BRIEF:
Print the complete set of entries exactly.
+===+
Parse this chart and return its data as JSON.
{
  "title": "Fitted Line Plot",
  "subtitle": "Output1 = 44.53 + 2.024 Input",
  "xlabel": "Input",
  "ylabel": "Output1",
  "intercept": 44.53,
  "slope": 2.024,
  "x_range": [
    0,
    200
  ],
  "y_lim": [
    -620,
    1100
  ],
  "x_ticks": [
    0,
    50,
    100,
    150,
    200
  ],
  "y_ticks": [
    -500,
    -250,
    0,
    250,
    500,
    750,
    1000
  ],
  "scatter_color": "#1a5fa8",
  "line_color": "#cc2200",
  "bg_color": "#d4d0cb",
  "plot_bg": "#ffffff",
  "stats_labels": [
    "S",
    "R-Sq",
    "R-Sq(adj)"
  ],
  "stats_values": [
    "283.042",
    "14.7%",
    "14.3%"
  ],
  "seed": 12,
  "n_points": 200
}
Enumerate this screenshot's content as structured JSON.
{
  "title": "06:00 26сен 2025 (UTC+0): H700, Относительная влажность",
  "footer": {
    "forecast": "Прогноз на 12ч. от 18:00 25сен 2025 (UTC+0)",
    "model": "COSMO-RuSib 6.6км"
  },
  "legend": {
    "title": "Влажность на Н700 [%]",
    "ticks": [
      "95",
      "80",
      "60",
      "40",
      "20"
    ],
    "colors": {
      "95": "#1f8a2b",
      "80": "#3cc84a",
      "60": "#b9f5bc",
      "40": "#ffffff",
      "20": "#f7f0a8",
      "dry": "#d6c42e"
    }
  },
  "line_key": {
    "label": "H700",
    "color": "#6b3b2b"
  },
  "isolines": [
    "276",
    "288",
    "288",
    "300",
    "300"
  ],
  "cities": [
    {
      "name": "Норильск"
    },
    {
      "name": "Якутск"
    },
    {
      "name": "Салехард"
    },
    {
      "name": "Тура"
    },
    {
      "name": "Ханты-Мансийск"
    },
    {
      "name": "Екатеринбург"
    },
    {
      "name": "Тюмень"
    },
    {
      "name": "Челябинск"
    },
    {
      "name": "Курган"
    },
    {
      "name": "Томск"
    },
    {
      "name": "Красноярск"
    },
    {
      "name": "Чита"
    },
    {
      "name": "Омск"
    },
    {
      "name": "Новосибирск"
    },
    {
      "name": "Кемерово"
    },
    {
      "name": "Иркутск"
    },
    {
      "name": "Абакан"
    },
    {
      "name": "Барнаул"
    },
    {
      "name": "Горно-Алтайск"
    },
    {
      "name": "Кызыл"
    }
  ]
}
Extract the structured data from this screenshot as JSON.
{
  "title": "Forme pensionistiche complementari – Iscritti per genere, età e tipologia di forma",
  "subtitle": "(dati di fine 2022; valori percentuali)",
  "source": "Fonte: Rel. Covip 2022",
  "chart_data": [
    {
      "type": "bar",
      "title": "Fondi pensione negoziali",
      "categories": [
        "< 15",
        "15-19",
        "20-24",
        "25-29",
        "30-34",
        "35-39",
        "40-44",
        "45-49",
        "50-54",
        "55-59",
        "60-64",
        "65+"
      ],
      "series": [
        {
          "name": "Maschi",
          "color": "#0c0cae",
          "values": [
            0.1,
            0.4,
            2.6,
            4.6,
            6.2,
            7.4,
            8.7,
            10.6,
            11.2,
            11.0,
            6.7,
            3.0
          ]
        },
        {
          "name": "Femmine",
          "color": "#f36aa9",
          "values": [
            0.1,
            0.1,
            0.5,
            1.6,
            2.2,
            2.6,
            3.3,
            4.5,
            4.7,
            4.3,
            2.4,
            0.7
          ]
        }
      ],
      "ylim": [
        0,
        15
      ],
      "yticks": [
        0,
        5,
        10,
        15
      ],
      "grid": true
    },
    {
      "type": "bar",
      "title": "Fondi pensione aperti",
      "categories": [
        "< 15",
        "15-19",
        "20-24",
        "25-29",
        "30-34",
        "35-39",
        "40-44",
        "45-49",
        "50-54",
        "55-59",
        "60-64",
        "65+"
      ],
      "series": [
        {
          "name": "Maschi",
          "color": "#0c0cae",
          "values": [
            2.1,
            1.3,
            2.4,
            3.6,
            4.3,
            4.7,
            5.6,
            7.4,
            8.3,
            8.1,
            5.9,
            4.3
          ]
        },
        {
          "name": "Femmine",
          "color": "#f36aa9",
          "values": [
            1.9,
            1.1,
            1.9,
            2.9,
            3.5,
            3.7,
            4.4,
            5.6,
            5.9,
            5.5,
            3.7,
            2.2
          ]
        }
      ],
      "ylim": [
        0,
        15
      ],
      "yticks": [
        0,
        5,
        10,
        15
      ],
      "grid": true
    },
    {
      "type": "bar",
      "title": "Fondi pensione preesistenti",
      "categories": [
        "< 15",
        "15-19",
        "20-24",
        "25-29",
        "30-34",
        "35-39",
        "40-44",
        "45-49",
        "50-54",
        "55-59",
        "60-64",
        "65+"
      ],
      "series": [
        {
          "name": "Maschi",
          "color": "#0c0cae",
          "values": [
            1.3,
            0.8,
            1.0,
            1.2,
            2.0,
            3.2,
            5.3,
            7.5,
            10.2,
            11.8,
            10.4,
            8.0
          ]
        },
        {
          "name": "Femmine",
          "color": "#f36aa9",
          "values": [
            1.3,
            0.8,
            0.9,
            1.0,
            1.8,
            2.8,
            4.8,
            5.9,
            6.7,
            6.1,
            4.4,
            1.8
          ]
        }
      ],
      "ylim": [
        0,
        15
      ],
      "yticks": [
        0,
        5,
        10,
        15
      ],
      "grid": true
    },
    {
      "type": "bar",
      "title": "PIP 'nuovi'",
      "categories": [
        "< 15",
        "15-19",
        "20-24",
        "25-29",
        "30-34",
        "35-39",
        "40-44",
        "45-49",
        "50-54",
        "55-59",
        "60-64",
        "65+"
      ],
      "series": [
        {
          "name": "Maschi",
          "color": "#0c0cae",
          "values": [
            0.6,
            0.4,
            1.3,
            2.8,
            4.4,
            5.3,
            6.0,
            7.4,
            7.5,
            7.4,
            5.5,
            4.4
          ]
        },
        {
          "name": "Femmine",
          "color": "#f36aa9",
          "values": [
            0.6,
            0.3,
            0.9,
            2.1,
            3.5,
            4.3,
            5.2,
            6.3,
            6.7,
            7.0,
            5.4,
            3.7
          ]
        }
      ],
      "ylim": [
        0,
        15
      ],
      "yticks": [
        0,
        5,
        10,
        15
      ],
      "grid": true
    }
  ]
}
+===+
EXPECTED OUTPUT:
Parse this chart and return its data as JSON.
{
  "title": "Fitted Line Plot",
  "subtitle": "Output1 = 44.53 + 2.024 Input",
  "xlabel": "Input",
  "ylabel": "Output1",
  "intercept": 44.53,
  "slope": 2.024,
  "x_range": [
    0,
    200
  ],
  "y_lim": [
    -620,
    1100
  ],
  "x_ticks": [
    0,
    50,
    100,
    150,
    200
  ],
  "y_ticks": [
    -500,
    -250,
    0,
    250,
    500,
    750,
    1000
  ],
  "scatter_color": "#1a5fa8",
  "line_color": "#cc2200",
  "bg_color": "#d4d0cb",
  "plot_bg": "#ffffff",
  "stats_labels": [
    "S",
    "R-Sq",
    "R-Sq(adj)"
  ],
  "stats_values": [
    "283.042",
    "14.7%",
    "14.3%"
  ],
  "seed": 12,
  "n_points": 200
}
Enumerate this screenshot's content as structured JSON.
{
  "title": "06:00 26сен 2025 (UTC+0): H700, Относительная влажность",
  "footer": {
    "forecast": "Прогноз на 12ч. от 18:00 25сен 2025 (UTC+0)",
    "model": "COSMO-RuSib 6.6км"
  },
  "legend": {
    "title": "Влажность на Н700 [%]",
    "ticks": [
      "95",
      "80",
      "60",
      "40",
      "20"
    ],
    "colors": {
      "95": "#1f8a2b",
      "80": "#3cc84a",
      "60": "#b9f5bc",
      "40": "#ffffff",
      "20": "#f7f0a8",
      "dry": "#d6c42e"
    }
  },
  "line_key": {
    "label": "H700",
    "color": "#6b3b2b"
  },
  "isolines": [
    "276",
    "288",
    "288",
    "300",
    "300"
  ],
  "cities": [
    {
      "name": "Норильск"
    },
    {
      "name": "Якутск"
    },
    {
      "name": "Салехард"
    },
    {
      "name": "Тура"
    },
    {
      "name": "Ханты-Мансийск"
    },
    {
      "name": "Екатеринбург"
    },
    {
      "name": "Тюмень"
    },
    {
      "name": "Челябинск"
    },
    {
      "name": "Курган"
    },
    {
      "name": "Томск"
    },
    {
      "name": "Красноярск"
    },
    {
      "name": "Чита"
    },
    {
      "name": "Омск"
    },
    {
      "name": "Новосибирск"
    },
    {
      "name": "Кемерово"
    },
    {
      "name": "Иркутск"
    },
    {
      "name": "Абакан"
    },
    {
      "name": "Барнаул"
    },
    {
      "name": "Горно-Алтайск"
    },
    {
      "name": "Кызыл"
    }
  ]
}
Extract the structured data from this screenshot as JSON.
{
  "title": "Forme pensionistiche complementari – Iscritti per genere, età e tipologia di forma",
  "subtitle": "(dati di fine 2022; valori percentuali)",
  "source": "Fonte: Rel. Covip 2022",
  "chart_data": [
    {
      "type": "bar",
      "title": "Fondi pensione negoziali",
      "categories": [
        "< 15",
        "15-19",
        "20-24",
        "25-29",
        "30-34",
        "35-39",
        "40-44",
        "45-49",
        "50-54",
        "55-59",
        "60-64",
        "65+"
      ],
      "series": [
        {
          "name": "Maschi",
          "color": "#0c0cae",
          "values": [
            0.1,
            0.4,
            2.6,
            4.6,
            6.2,
            7.4,
            8.7,
            10.6,
            11.2,
            11.0,
            6.7,
            3.0
          ]
        },
        {
          "name": "Femmine",
          "color": "#f36aa9",
          "values": [
            0.1,
            0.1,
            0.5,
            1.6,
            2.2,
            2.6,
            3.3,
            4.5,
            4.7,
            4.3,
            2.4,
            0.7
          ]
        }
      ],
      "ylim": [
        0,
        15
      ],
      "yticks": [
        0,
        5,
        10,
        15
      ],
      "grid": true
    },
    {
      "type": "bar",
      "title": "Fondi pensione aperti",
      "categories": [
        "< 15",
        "15-19",
        "20-24",
        "25-29",
        "30-34",
        "35-39",
        "40-44",
        "45-49",
        "50-54",
        "55-59",
        "60-64",
        "65+"
      ],
      "series": [
        {
          "name": "Maschi",
          "color": "#0c0cae",
          "values": [
            2.1,
            1.3,
            2.4,
            3.6,
            4.3,
            4.7,
            5.6,
            7.4,
            8.3,
            8.1,
            5.9,
            4.3
          ]
        },
        {
          "name": "Femmine",
          "color": "#f36aa9",
          "values": [
            1.9,
            1.1,
            1.9,
            2.9,
            3.5,
            3.7,
            4.4,
            5.6,
            5.9,
            5.5,
            3.7,
            2.2
          ]
        }
      ],
      "ylim": [
        0,
        15
      ],
      "yticks": [
        0,
        5,
        10,
        15
      ],
      "grid": true
    },
    {
      "type": "bar",
      "title": "Fondi pensione preesistenti",
      "categories": [
        "< 15",
        "15-19",
        "20-24",
        "25-29",
        "30-34",
        "35-39",
        "40-44",
        "45-49",
        "50-54",
        "55-59",
        "60-64",
        "65+"
      ],
      "series": [
        {
          "name": "Maschi",
          "color": "#0c0cae",
          "values": [
            1.3,
            0.8,
            1.0,
            1.2,
            2.0,
            3.2,
            5.3,
            7.5,
            10.2,
            11.8,
            10.4,
            8.0
          ]
        },
        {
          "name": "Femmine",
          "color": "#f36aa9",
          "values": [
            1.3,
            0.8,
            0.9,
            1.0,
            1.8,
            2.8,
            4.8,
            5.9,
            6.7,
            6.1,
            4.4,
            1.8
          ]
        }
      ],
      "ylim": [
        0,
        15
      ],
      "yticks": [
        0,
        5,
        10,
        15
      ],
      "grid": true
    },
    {
      "type": "bar",
      "title": "PIP 'nuovi'",
      "categories": [
        "< 15",
        "15-19",
        "20-24",
        "25-29",
        "30-34",
        "35-39",
        "40-44",
        "45-49",
        "50-54",
        "55-59",
        "60-64",
        "65+"
      ],
      "series": [
        {
          "name": "Maschi",
          "color": "#0c0cae",
          "values": [
            0.6,
            0.4,
            1.3,
            2.8,
            4.4,
            5.3,
            6.0,
            7.4,
            7.5,
            7.4,
            5.5,
            4.4
          ]
        },
        {
          "name": "Femmine",
          "color": "#f36aa9",
          "values": [
            0.6,
            0.3,
            0.9,
            2.1,
            3.5,
            4.3,
            5.2,
            6.3,
            6.7,
            7.0,
            5.4,
            3.7
          ]
        }
      ],
      "ylim": [
        0,
        15
      ],
      "yticks": [
        0,
        5,
        10,
        15
      ],
      "grid": true
    }
  ]
}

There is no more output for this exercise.